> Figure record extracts
----

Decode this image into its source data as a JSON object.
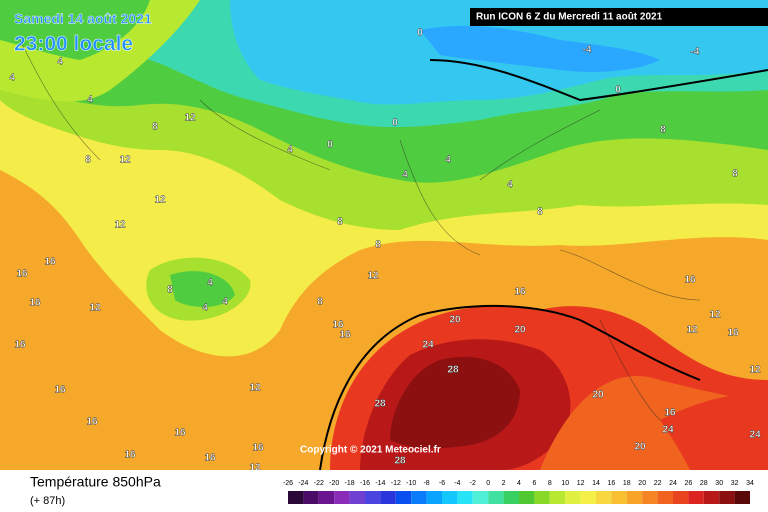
{
  "header": {
    "date": "Samedi 14 août 2021",
    "time": "23:00 locale",
    "run": "Run ICON 6 Z du Mercredi 11 août 2021",
    "copyright": "Copyright © 2021 Meteociel.fr"
  },
  "footer": {
    "title": "Température 850hPa",
    "lead": "(+ 87h)"
  },
  "legend": {
    "labels": [
      "-26",
      "-24",
      "-22",
      "-20",
      "-18",
      "-16",
      "-14",
      "-12",
      "-10",
      "-8",
      "-6",
      "-4",
      "-2",
      "0",
      "2",
      "4",
      "6",
      "8",
      "10",
      "12",
      "14",
      "16",
      "18",
      "20",
      "22",
      "24",
      "26",
      "28",
      "30",
      "32",
      "34"
    ],
    "colors": [
      "#2a0838",
      "#4a0c66",
      "#6a1490",
      "#8a2cb8",
      "#7040d0",
      "#4c44e0",
      "#2a36dc",
      "#0a50f0",
      "#0a7cfa",
      "#0aa4ff",
      "#14c8ff",
      "#28e4f8",
      "#50f0d8",
      "#40e0a0",
      "#38d060",
      "#50c830",
      "#88d828",
      "#b8e830",
      "#e0f040",
      "#f4f048",
      "#f8d840",
      "#f8c030",
      "#f8a428",
      "#f48424",
      "#f06420",
      "#e84420",
      "#dc2420",
      "#b81818",
      "#8c1010",
      "#5a0808"
    ]
  },
  "map": {
    "contour_labels": [
      "4",
      "4",
      "4",
      "8",
      "12",
      "12",
      "8",
      "12",
      "12",
      "16",
      "16",
      "16",
      "12",
      "16",
      "16",
      "16",
      "16",
      "16",
      "16",
      "12",
      "12",
      "16",
      "8",
      "4",
      "4",
      "4",
      "8",
      "8",
      "12",
      "8",
      "16",
      "16",
      "20",
      "24",
      "28",
      "28",
      "28",
      "20",
      "20",
      "20",
      "24",
      "16",
      "16",
      "8",
      "8",
      "0",
      "-4",
      "-4",
      "0",
      "0",
      "0",
      "4",
      "4",
      "4",
      "4",
      "8",
      "12",
      "12",
      "16",
      "12",
      "24",
      "16"
    ]
  }
}
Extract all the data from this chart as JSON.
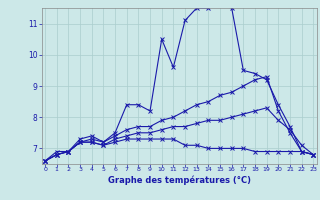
{
  "xlabel": "Graphe des températures (°C)",
  "bg_color": "#cce8e8",
  "line_color": "#1a1aaa",
  "grid_color": "#aacece",
  "xlim": [
    0,
    23
  ],
  "ylim": [
    6.5,
    11.5
  ],
  "yticks": [
    7,
    8,
    9,
    10,
    11
  ],
  "xticks": [
    0,
    1,
    2,
    3,
    4,
    5,
    6,
    7,
    8,
    9,
    10,
    11,
    12,
    13,
    14,
    15,
    16,
    17,
    18,
    19,
    20,
    21,
    22,
    23
  ],
  "series": [
    {
      "x": [
        0,
        1,
        2,
        3,
        4,
        5,
        6,
        7,
        8,
        9,
        10,
        11,
        12,
        13,
        14,
        15,
        16,
        17,
        18,
        19,
        20,
        21,
        22,
        23
      ],
      "y": [
        6.6,
        6.9,
        6.9,
        7.3,
        7.4,
        7.2,
        7.5,
        8.4,
        8.4,
        8.2,
        10.5,
        9.6,
        11.1,
        11.5,
        11.5,
        11.6,
        11.5,
        9.5,
        9.4,
        9.2,
        8.4,
        7.7,
        6.9,
        6.8
      ]
    },
    {
      "x": [
        0,
        1,
        2,
        3,
        4,
        5,
        6,
        7,
        8,
        9,
        10,
        11,
        12,
        13,
        14,
        15,
        16,
        17,
        18,
        19,
        20,
        21,
        22,
        23
      ],
      "y": [
        6.6,
        6.8,
        6.9,
        7.2,
        7.3,
        7.2,
        7.4,
        7.6,
        7.7,
        7.7,
        7.9,
        8.0,
        8.2,
        8.4,
        8.5,
        8.7,
        8.8,
        9.0,
        9.2,
        9.3,
        8.2,
        7.5,
        6.9,
        6.8
      ]
    },
    {
      "x": [
        0,
        1,
        2,
        3,
        4,
        5,
        6,
        7,
        8,
        9,
        10,
        11,
        12,
        13,
        14,
        15,
        16,
        17,
        18,
        19,
        20,
        21,
        22,
        23
      ],
      "y": [
        6.6,
        6.8,
        6.9,
        7.2,
        7.2,
        7.1,
        7.3,
        7.4,
        7.5,
        7.5,
        7.6,
        7.7,
        7.7,
        7.8,
        7.9,
        7.9,
        8.0,
        8.1,
        8.2,
        8.3,
        7.9,
        7.6,
        7.1,
        6.8
      ]
    },
    {
      "x": [
        0,
        1,
        2,
        3,
        4,
        5,
        6,
        7,
        8,
        9,
        10,
        11,
        12,
        13,
        14,
        15,
        16,
        17,
        18,
        19,
        20,
        21,
        22,
        23
      ],
      "y": [
        6.6,
        6.8,
        6.9,
        7.2,
        7.2,
        7.1,
        7.2,
        7.3,
        7.3,
        7.3,
        7.3,
        7.3,
        7.1,
        7.1,
        7.0,
        7.0,
        7.0,
        7.0,
        6.9,
        6.9,
        6.9,
        6.9,
        6.9,
        6.8
      ]
    }
  ]
}
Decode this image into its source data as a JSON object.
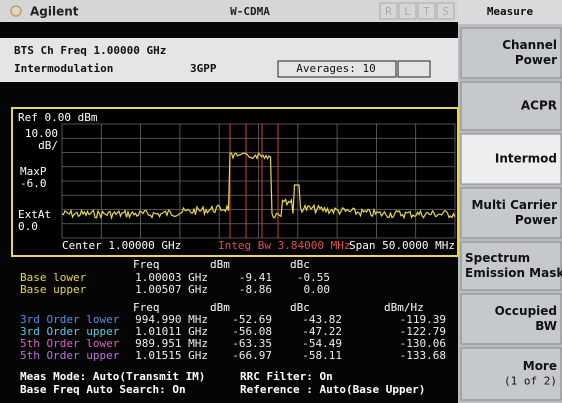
{
  "header": {
    "brand": "Agilent",
    "mode": "W-CDMA",
    "indicators": [
      "R",
      "L",
      "T",
      "S"
    ]
  },
  "menu": {
    "title": "Measure",
    "buttons": [
      [
        "Channel",
        "Power"
      ],
      [
        "ACPR"
      ],
      [
        "Intermod"
      ],
      [
        "Multi Carrier",
        "Power"
      ],
      [
        "Spectrum",
        "Emission Mask"
      ],
      [
        "Occupied",
        "BW"
      ],
      [
        "More",
        "(1 of 2)"
      ]
    ]
  },
  "info": {
    "line1": "BTS   Ch Freq 1.00000 GHz",
    "line2": "Intermodulation",
    "standard": "3GPP",
    "averages": "Averages: 10"
  },
  "plot": {
    "ref": "Ref 0.00 dBm",
    "scale": [
      "10.00",
      "dB/"
    ],
    "detector": [
      "MaxP",
      "-6.0"
    ],
    "atten": [
      "ExtAt",
      "0.0"
    ],
    "center": "Center 1.00000 GHz",
    "integ": "Integ Bw  3.84000 MHz",
    "span": "Span  50.0000 MHz"
  },
  "table1": {
    "headers": [
      "Freq",
      "dBm",
      "dBc"
    ],
    "rows": [
      [
        "Base lower",
        "1.00003 GHz",
        "-9.41",
        "-0.55"
      ],
      [
        "Base upper",
        "1.00507 GHz",
        "-8.86",
        "0.00"
      ]
    ]
  },
  "table2": {
    "headers": [
      "Freq",
      "dBm",
      "dBc",
      "dBm/Hz"
    ],
    "rows": [
      [
        "3rd Order lower",
        "994.990 MHz",
        "-52.69",
        "-43.82",
        "-119.39"
      ],
      [
        "3rd Order upper",
        "1.01011 GHz",
        "-56.08",
        "-47.22",
        "-122.79"
      ],
      [
        "5th Order lower",
        "989.951 MHz",
        "-63.35",
        "-54.49",
        "-130.06"
      ],
      [
        "5th Order upper",
        "1.01515 GHz",
        "-66.97",
        "-58.11",
        "-133.68"
      ]
    ]
  },
  "footer": {
    "left": [
      "Meas Mode: Auto(Transmit IM)",
      "Base Freq Auto Search: On"
    ],
    "right": [
      "RRC Filter: On",
      "Reference : Auto(Base Upper)"
    ]
  }
}
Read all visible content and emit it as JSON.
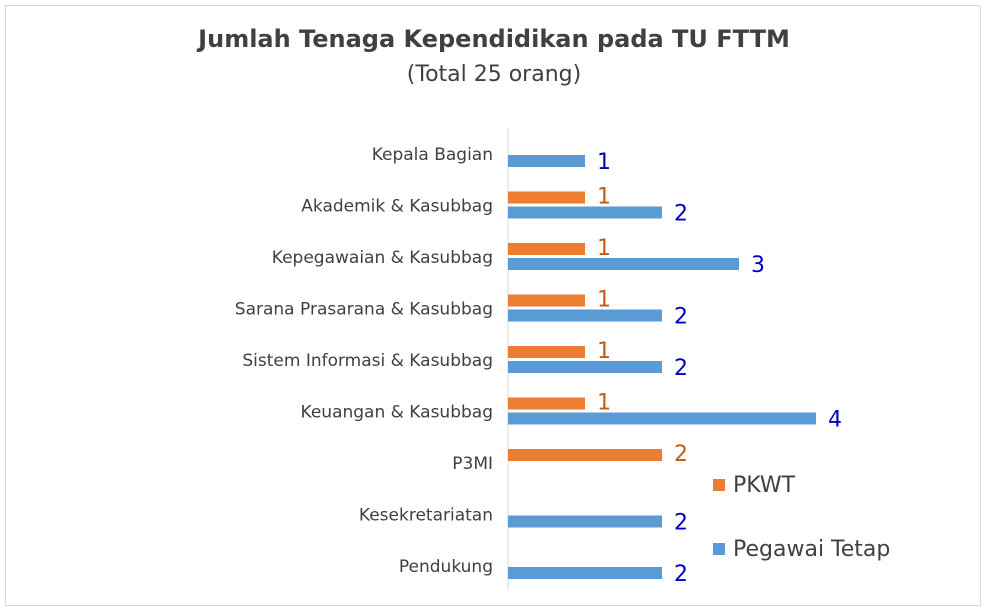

----

> Work to do
Find every line in the records above that holds the word "Freq", and copy each one.

> Output of the task
    "line1": "BTS   Ch Freq 1.00000 GHz",
      "Freq",
      "Freq",
      "Base Freq Auto Search: On"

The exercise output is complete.